» **What is being asked**: The data below needs to be returned exactly, line for line.

» **Records to use**:
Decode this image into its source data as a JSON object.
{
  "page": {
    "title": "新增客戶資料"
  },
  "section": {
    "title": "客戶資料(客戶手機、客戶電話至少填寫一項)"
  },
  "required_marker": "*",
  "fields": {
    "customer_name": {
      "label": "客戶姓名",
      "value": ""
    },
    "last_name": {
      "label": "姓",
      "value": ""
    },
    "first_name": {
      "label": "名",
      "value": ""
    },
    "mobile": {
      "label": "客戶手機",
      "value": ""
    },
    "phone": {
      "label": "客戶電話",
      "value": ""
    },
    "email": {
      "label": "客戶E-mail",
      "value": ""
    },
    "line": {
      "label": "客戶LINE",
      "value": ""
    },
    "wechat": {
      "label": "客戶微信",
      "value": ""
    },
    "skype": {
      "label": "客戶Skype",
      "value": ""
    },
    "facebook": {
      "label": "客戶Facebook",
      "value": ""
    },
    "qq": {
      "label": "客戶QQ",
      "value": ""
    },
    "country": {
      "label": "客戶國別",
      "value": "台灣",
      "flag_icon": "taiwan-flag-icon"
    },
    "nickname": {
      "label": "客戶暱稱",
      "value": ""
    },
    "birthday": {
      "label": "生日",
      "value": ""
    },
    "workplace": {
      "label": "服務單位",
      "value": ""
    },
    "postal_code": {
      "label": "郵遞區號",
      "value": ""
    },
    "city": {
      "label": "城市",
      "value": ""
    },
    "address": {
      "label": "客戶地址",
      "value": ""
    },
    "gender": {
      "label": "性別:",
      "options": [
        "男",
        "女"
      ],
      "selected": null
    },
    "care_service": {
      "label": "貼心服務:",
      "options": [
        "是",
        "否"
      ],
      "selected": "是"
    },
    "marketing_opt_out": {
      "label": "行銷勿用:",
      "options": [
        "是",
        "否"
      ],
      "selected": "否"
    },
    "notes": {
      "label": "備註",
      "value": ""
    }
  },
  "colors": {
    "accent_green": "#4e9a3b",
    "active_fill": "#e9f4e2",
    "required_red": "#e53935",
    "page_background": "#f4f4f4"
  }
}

» **Exercise solution**:
Decode this image into its source data as a JSON object.
{
  "page": {
    "title": "新增客戶資料"
  },
  "section": {
    "title": "客戶資料(客戶手機、客戶電話至少填寫一項)"
  },
  "required_marker": "*",
  "fields": {
    "customer_name": {
      "label": "客戶姓名",
      "value": ""
    },
    "last_name": {
      "label": "姓",
      "value": ""
    },
    "first_name": {
      "label": "名",
      "value": ""
    },
    "mobile": {
      "label": "客戶手機",
      "value": ""
    },
    "phone": {
      "label": "客戶電話",
      "value": ""
    },
    "email": {
      "label": "客戶E-mail",
      "value": ""
    },
    "line": {
      "label": "客戶LINE",
      "value": ""
    },
    "wechat": {
      "label": "客戶微信",
      "value": ""
    },
    "skype": {
      "label": "客戶Skype",
      "value": ""
    },
    "facebook": {
      "label": "客戶Facebook",
      "value": ""
    },
    "qq": {
      "label": "客戶QQ",
      "value": ""
    },
    "country": {
      "label": "客戶國別",
      "value": "台灣",
      "flag_icon": "taiwan-flag-icon"
    },
    "nickname": {
      "label": "客戶暱稱",
      "value": ""
    },
    "birthday": {
      "label": "生日",
      "value": ""
    },
    "workplace": {
      "label": "服務單位",
      "value": ""
    },
    "postal_code": {
      "label": "郵遞區號",
      "value": ""
    },
    "city": {
      "label": "城市",
      "value": ""
    },
    "address": {
      "label": "客戶地址",
      "value": ""
    },
    "gender": {
      "label": "性別:",
      "options": [
        "男",
        "女"
      ],
      "selected": null
    },
    "care_service": {
      "label": "貼心服務:",
      "options": [
        "是",
        "否"
      ],
      "selected": "是"
    },
    "marketing_opt_out": {
      "label": "行銷勿用:",
      "options": [
        "是",
        "否"
      ],
      "selected": "否"
    },
    "notes": {
      "label": "備註",
      "value": ""
    }
  },
  "colors": {
    "accent_green": "#4e9a3b",
    "active_fill": "#e9f4e2",
    "required_red": "#e53935",
    "page_background": "#f4f4f4"
  }
}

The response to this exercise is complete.